Transcribe the full listing exactly, and drop every picture.

**Information given:**
--

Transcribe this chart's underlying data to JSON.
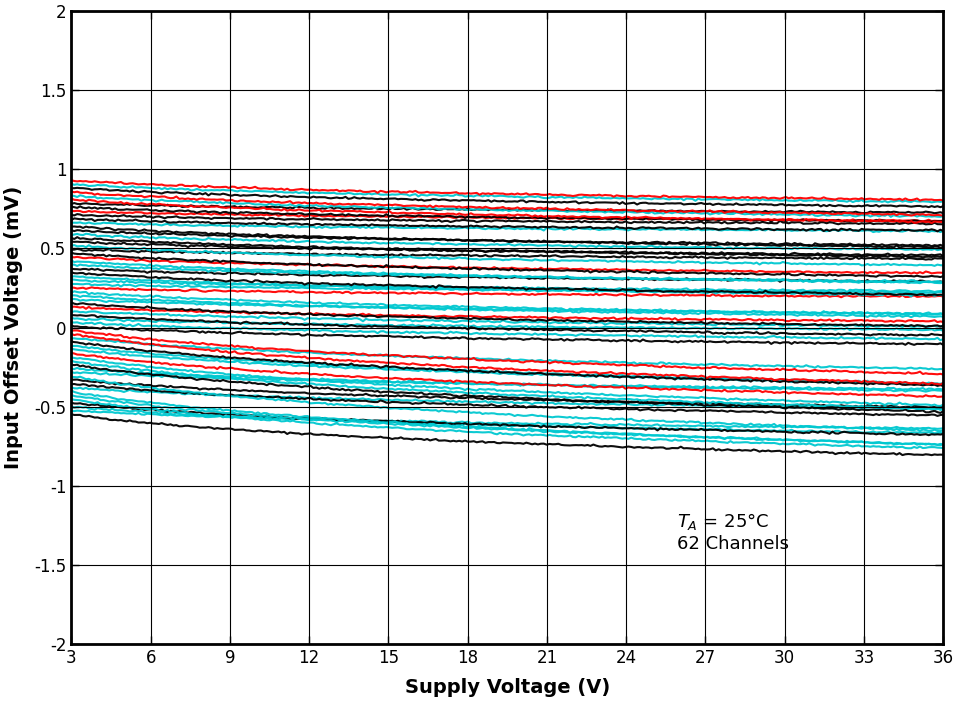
{
  "title": "",
  "xlabel": "Supply Voltage (V)",
  "ylabel": "Input Offset Voltage (mV)",
  "annotation_line1": "T",
  "annotation_subscript": "A",
  "annotation_line2": " = 25°C",
  "annotation_line3": "62 Channels",
  "xlim": [
    3,
    36
  ],
  "ylim": [
    -2,
    2
  ],
  "xticks": [
    3,
    6,
    9,
    12,
    15,
    18,
    21,
    24,
    27,
    30,
    33,
    36
  ],
  "yticks": [
    -2,
    -1.5,
    -1,
    -0.5,
    0,
    0.5,
    1,
    1.5,
    2
  ],
  "colors": {
    "red": "#ff0000",
    "black": "#000000",
    "cyan": "#00c8d0"
  },
  "n_channels": 62,
  "background": "#ffffff",
  "grid_color": "#000000",
  "line_width": 1.5
}
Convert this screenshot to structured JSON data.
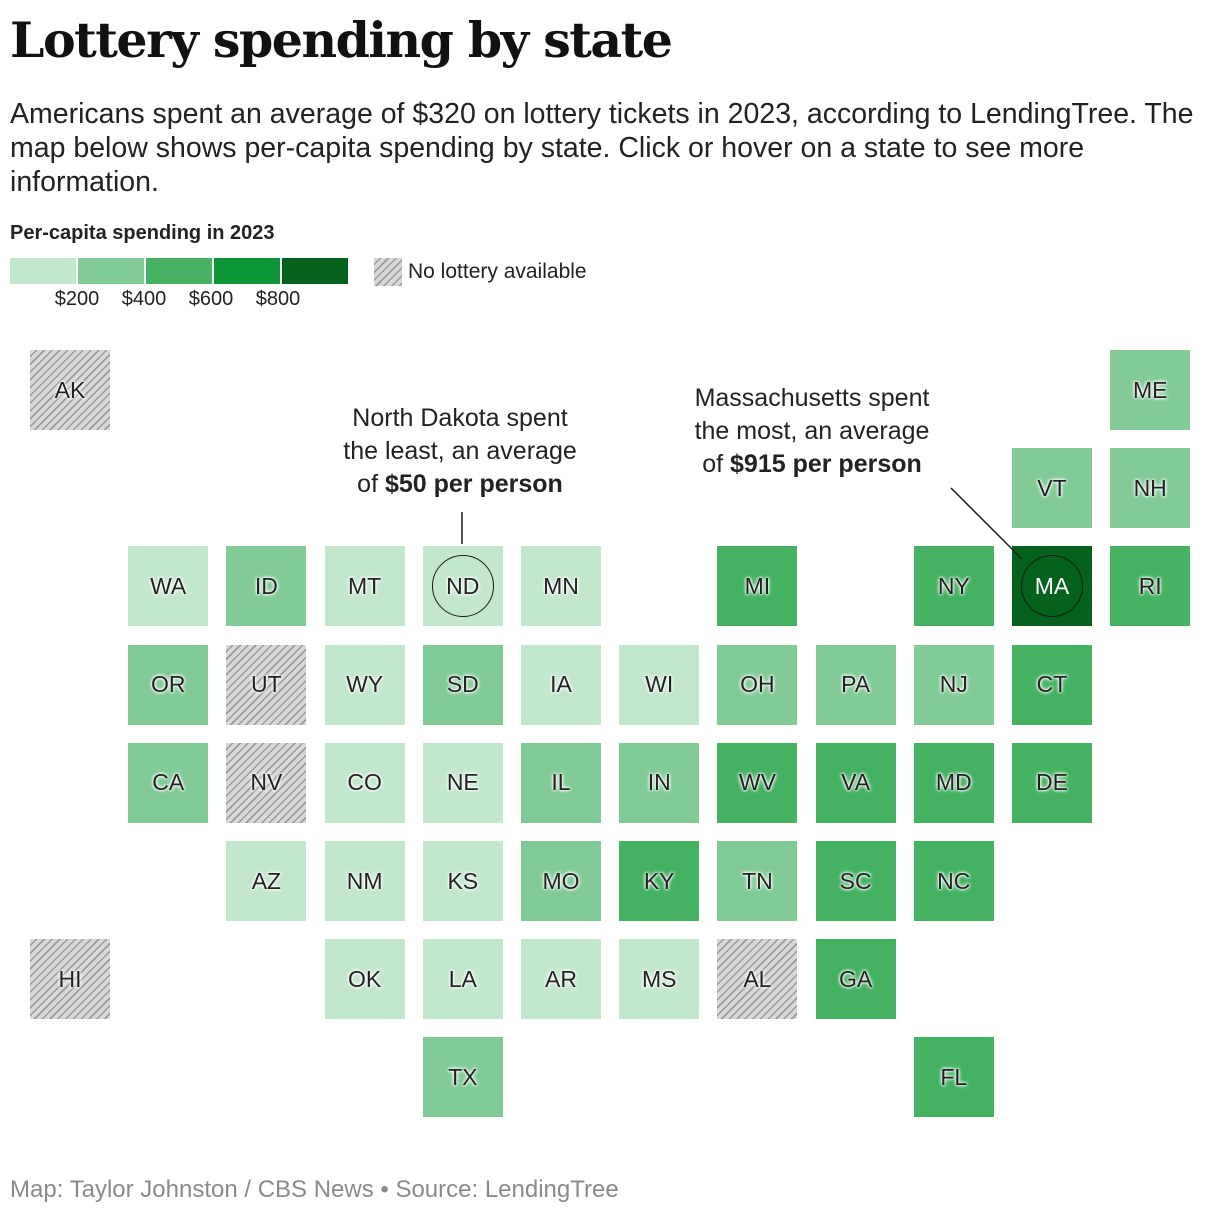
{
  "header": {
    "title": "Lottery spending by state",
    "subtitle": "Americans spent an average of $320 on lottery tickets in 2023, according to LendingTree. The map below shows per-capita spending by state. Click or hover on a state to see more information."
  },
  "legend": {
    "title": "Per-capita spending in 2023",
    "bins": [
      {
        "color": "#c2e7cd"
      },
      {
        "color": "#82cb97"
      },
      {
        "color": "#45b262"
      },
      {
        "color": "#0c9638"
      },
      {
        "color": "#05621c"
      }
    ],
    "ticks": [
      "$200",
      "$400",
      "$600",
      "$800"
    ],
    "no_lottery_label": "No lottery available"
  },
  "colors": {
    "bin1": "#c2e7cd",
    "bin2": "#82cb97",
    "bin3": "#45b262",
    "bin4": "#0c9638",
    "bin5": "#05621c"
  },
  "states": [
    {
      "abbr": "AK",
      "col": 0,
      "row": 0,
      "bin": 0
    },
    {
      "abbr": "ME",
      "col": 11,
      "row": 0,
      "bin": 2
    },
    {
      "abbr": "VT",
      "col": 10,
      "row": 1,
      "bin": 2
    },
    {
      "abbr": "NH",
      "col": 11,
      "row": 1,
      "bin": 2
    },
    {
      "abbr": "WA",
      "col": 1,
      "row": 2,
      "bin": 1
    },
    {
      "abbr": "ID",
      "col": 2,
      "row": 2,
      "bin": 2
    },
    {
      "abbr": "MT",
      "col": 3,
      "row": 2,
      "bin": 1
    },
    {
      "abbr": "ND",
      "col": 4,
      "row": 2,
      "bin": 1,
      "ring": true
    },
    {
      "abbr": "MN",
      "col": 5,
      "row": 2,
      "bin": 1
    },
    {
      "abbr": "MI",
      "col": 7,
      "row": 2,
      "bin": 3
    },
    {
      "abbr": "NY",
      "col": 9,
      "row": 2,
      "bin": 3
    },
    {
      "abbr": "MA",
      "col": 10,
      "row": 2,
      "bin": 5,
      "ring": true
    },
    {
      "abbr": "RI",
      "col": 11,
      "row": 2,
      "bin": 3
    },
    {
      "abbr": "OR",
      "col": 1,
      "row": 3,
      "bin": 2
    },
    {
      "abbr": "UT",
      "col": 2,
      "row": 3,
      "bin": 0
    },
    {
      "abbr": "WY",
      "col": 3,
      "row": 3,
      "bin": 1
    },
    {
      "abbr": "SD",
      "col": 4,
      "row": 3,
      "bin": 2
    },
    {
      "abbr": "IA",
      "col": 5,
      "row": 3,
      "bin": 1
    },
    {
      "abbr": "WI",
      "col": 6,
      "row": 3,
      "bin": 1
    },
    {
      "abbr": "OH",
      "col": 7,
      "row": 3,
      "bin": 2
    },
    {
      "abbr": "PA",
      "col": 8,
      "row": 3,
      "bin": 2
    },
    {
      "abbr": "NJ",
      "col": 9,
      "row": 3,
      "bin": 2
    },
    {
      "abbr": "CT",
      "col": 10,
      "row": 3,
      "bin": 3
    },
    {
      "abbr": "CA",
      "col": 1,
      "row": 4,
      "bin": 2
    },
    {
      "abbr": "NV",
      "col": 2,
      "row": 4,
      "bin": 0
    },
    {
      "abbr": "CO",
      "col": 3,
      "row": 4,
      "bin": 1
    },
    {
      "abbr": "NE",
      "col": 4,
      "row": 4,
      "bin": 1
    },
    {
      "abbr": "IL",
      "col": 5,
      "row": 4,
      "bin": 2
    },
    {
      "abbr": "IN",
      "col": 6,
      "row": 4,
      "bin": 2
    },
    {
      "abbr": "WV",
      "col": 7,
      "row": 4,
      "bin": 3
    },
    {
      "abbr": "VA",
      "col": 8,
      "row": 4,
      "bin": 3
    },
    {
      "abbr": "MD",
      "col": 9,
      "row": 4,
      "bin": 3
    },
    {
      "abbr": "DE",
      "col": 10,
      "row": 4,
      "bin": 3
    },
    {
      "abbr": "AZ",
      "col": 2,
      "row": 5,
      "bin": 1
    },
    {
      "abbr": "NM",
      "col": 3,
      "row": 5,
      "bin": 1
    },
    {
      "abbr": "KS",
      "col": 4,
      "row": 5,
      "bin": 1
    },
    {
      "abbr": "MO",
      "col": 5,
      "row": 5,
      "bin": 2
    },
    {
      "abbr": "KY",
      "col": 6,
      "row": 5,
      "bin": 3
    },
    {
      "abbr": "TN",
      "col": 7,
      "row": 5,
      "bin": 2
    },
    {
      "abbr": "SC",
      "col": 8,
      "row": 5,
      "bin": 3
    },
    {
      "abbr": "NC",
      "col": 9,
      "row": 5,
      "bin": 3
    },
    {
      "abbr": "HI",
      "col": 0,
      "row": 6,
      "bin": 0
    },
    {
      "abbr": "OK",
      "col": 3,
      "row": 6,
      "bin": 1
    },
    {
      "abbr": "LA",
      "col": 4,
      "row": 6,
      "bin": 1
    },
    {
      "abbr": "AR",
      "col": 5,
      "row": 6,
      "bin": 1
    },
    {
      "abbr": "MS",
      "col": 6,
      "row": 6,
      "bin": 1
    },
    {
      "abbr": "AL",
      "col": 7,
      "row": 6,
      "bin": 0
    },
    {
      "abbr": "GA",
      "col": 8,
      "row": 6,
      "bin": 3
    },
    {
      "abbr": "TX",
      "col": 4,
      "row": 7,
      "bin": 2
    },
    {
      "abbr": "FL",
      "col": 9,
      "row": 7,
      "bin": 3
    }
  ],
  "annotations": {
    "nd": {
      "line1": "North Dakota spent",
      "line2": "the least, an average",
      "prefix": "of ",
      "bold": "$50 per person"
    },
    "ma": {
      "line1": "Massachusetts spent",
      "line2": "the most, an average",
      "prefix": "of ",
      "bold": "$915 per person"
    }
  },
  "footer": {
    "source": "Map: Taylor Johnston / CBS News • Source: LendingTree"
  }
}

--

**Written solution:**
Transcribe this chart's underlying data to JSON.
{
  "title": "",
  "xlabel": "Supply Voltage (V)",
  "ylabel": "Input Offset Voltage (mV)",
  "annotation_line1": "T",
  "annotation_subscript": "A",
  "annotation_line2": " = 25°C",
  "annotation_line3": "62 Channels",
  "xlim": [
    3,
    36
  ],
  "ylim": [
    -2,
    2
  ],
  "xticks": [
    3,
    6,
    9,
    12,
    15,
    18,
    21,
    24,
    27,
    30,
    33,
    36
  ],
  "yticks": [
    -2,
    -1.5,
    -1,
    -0.5,
    0,
    0.5,
    1,
    1.5,
    2
  ],
  "colors": {
    "red": "#ff0000",
    "black": "#000000",
    "cyan": "#00c8d0"
  },
  "n_channels": 62,
  "background": "#ffffff",
  "grid_color": "#000000",
  "line_width": 1.5
}
Convert this screenshot to structured JSON data.
{
  "header": {
    "title": "Lottery spending by state",
    "subtitle": "Americans spent an average of $320 on lottery tickets in 2023, according to LendingTree. The map below shows per-capita spending by state. Click or hover on a state to see more information."
  },
  "legend": {
    "title": "Per-capita spending in 2023",
    "bins": [
      {
        "color": "#c2e7cd"
      },
      {
        "color": "#82cb97"
      },
      {
        "color": "#45b262"
      },
      {
        "color": "#0c9638"
      },
      {
        "color": "#05621c"
      }
    ],
    "ticks": [
      "$200",
      "$400",
      "$600",
      "$800"
    ],
    "no_lottery_label": "No lottery available"
  },
  "colors": {
    "bin1": "#c2e7cd",
    "bin2": "#82cb97",
    "bin3": "#45b262",
    "bin4": "#0c9638",
    "bin5": "#05621c"
  },
  "states": [
    {
      "abbr": "AK",
      "col": 0,
      "row": 0,
      "bin": 0
    },
    {
      "abbr": "ME",
      "col": 11,
      "row": 0,
      "bin": 2
    },
    {
      "abbr": "VT",
      "col": 10,
      "row": 1,
      "bin": 2
    },
    {
      "abbr": "NH",
      "col": 11,
      "row": 1,
      "bin": 2
    },
    {
      "abbr": "WA",
      "col": 1,
      "row": 2,
      "bin": 1
    },
    {
      "abbr": "ID",
      "col": 2,
      "row": 2,
      "bin": 2
    },
    {
      "abbr": "MT",
      "col": 3,
      "row": 2,
      "bin": 1
    },
    {
      "abbr": "ND",
      "col": 4,
      "row": 2,
      "bin": 1,
      "ring": true
    },
    {
      "abbr": "MN",
      "col": 5,
      "row": 2,
      "bin": 1
    },
    {
      "abbr": "MI",
      "col": 7,
      "row": 2,
      "bin": 3
    },
    {
      "abbr": "NY",
      "col": 9,
      "row": 2,
      "bin": 3
    },
    {
      "abbr": "MA",
      "col": 10,
      "row": 2,
      "bin": 5,
      "ring": true
    },
    {
      "abbr": "RI",
      "col": 11,
      "row": 2,
      "bin": 3
    },
    {
      "abbr": "OR",
      "col": 1,
      "row": 3,
      "bin": 2
    },
    {
      "abbr": "UT",
      "col": 2,
      "row": 3,
      "bin": 0
    },
    {
      "abbr": "WY",
      "col": 3,
      "row": 3,
      "bin": 1
    },
    {
      "abbr": "SD",
      "col": 4,
      "row": 3,
      "bin": 2
    },
    {
      "abbr": "IA",
      "col": 5,
      "row": 3,
      "bin": 1
    },
    {
      "abbr": "WI",
      "col": 6,
      "row": 3,
      "bin": 1
    },
    {
      "abbr": "OH",
      "col": 7,
      "row": 3,
      "bin": 2
    },
    {
      "abbr": "PA",
      "col": 8,
      "row": 3,
      "bin": 2
    },
    {
      "abbr": "NJ",
      "col": 9,
      "row": 3,
      "bin": 2
    },
    {
      "abbr": "CT",
      "col": 10,
      "row": 3,
      "bin": 3
    },
    {
      "abbr": "CA",
      "col": 1,
      "row": 4,
      "bin": 2
    },
    {
      "abbr": "NV",
      "col": 2,
      "row": 4,
      "bin": 0
    },
    {
      "abbr": "CO",
      "col": 3,
      "row": 4,
      "bin": 1
    },
    {
      "abbr": "NE",
      "col": 4,
      "row": 4,
      "bin": 1
    },
    {
      "abbr": "IL",
      "col": 5,
      "row": 4,
      "bin": 2
    },
    {
      "abbr": "IN",
      "col": 6,
      "row": 4,
      "bin": 2
    },
    {
      "abbr": "WV",
      "col": 7,
      "row": 4,
      "bin": 3
    },
    {
      "abbr": "VA",
      "col": 8,
      "row": 4,
      "bin": 3
    },
    {
      "abbr": "MD",
      "col": 9,
      "row": 4,
      "bin": 3
    },
    {
      "abbr": "DE",
      "col": 10,
      "row": 4,
      "bin": 3
    },
    {
      "abbr": "AZ",
      "col": 2,
      "row": 5,
      "bin": 1
    },
    {
      "abbr": "NM",
      "col": 3,
      "row": 5,
      "bin": 1
    },
    {
      "abbr": "KS",
      "col": 4,
      "row": 5,
      "bin": 1
    },
    {
      "abbr": "MO",
      "col": 5,
      "row": 5,
      "bin": 2
    },
    {
      "abbr": "KY",
      "col": 6,
      "row": 5,
      "bin": 3
    },
    {
      "abbr": "TN",
      "col": 7,
      "row": 5,
      "bin": 2
    },
    {
      "abbr": "SC",
      "col": 8,
      "row": 5,
      "bin": 3
    },
    {
      "abbr": "NC",
      "col": 9,
      "row": 5,
      "bin": 3
    },
    {
      "abbr": "HI",
      "col": 0,
      "row": 6,
      "bin": 0
    },
    {
      "abbr": "OK",
      "col": 3,
      "row": 6,
      "bin": 1
    },
    {
      "abbr": "LA",
      "col": 4,
      "row": 6,
      "bin": 1
    },
    {
      "abbr": "AR",
      "col": 5,
      "row": 6,
      "bin": 1
    },
    {
      "abbr": "MS",
      "col": 6,
      "row": 6,
      "bin": 1
    },
    {
      "abbr": "AL",
      "col": 7,
      "row": 6,
      "bin": 0
    },
    {
      "abbr": "GA",
      "col": 8,
      "row": 6,
      "bin": 3
    },
    {
      "abbr": "TX",
      "col": 4,
      "row": 7,
      "bin": 2
    },
    {
      "abbr": "FL",
      "col": 9,
      "row": 7,
      "bin": 3
    }
  ],
  "annotations": {
    "nd": {
      "line1": "North Dakota spent",
      "line2": "the least, an average",
      "prefix": "of ",
      "bold": "$50 per person"
    },
    "ma": {
      "line1": "Massachusetts spent",
      "line2": "the most, an average",
      "prefix": "of ",
      "bold": "$915 per person"
    }
  },
  "footer": {
    "source": "Map: Taylor Johnston / CBS News • Source: LendingTree"
  }
}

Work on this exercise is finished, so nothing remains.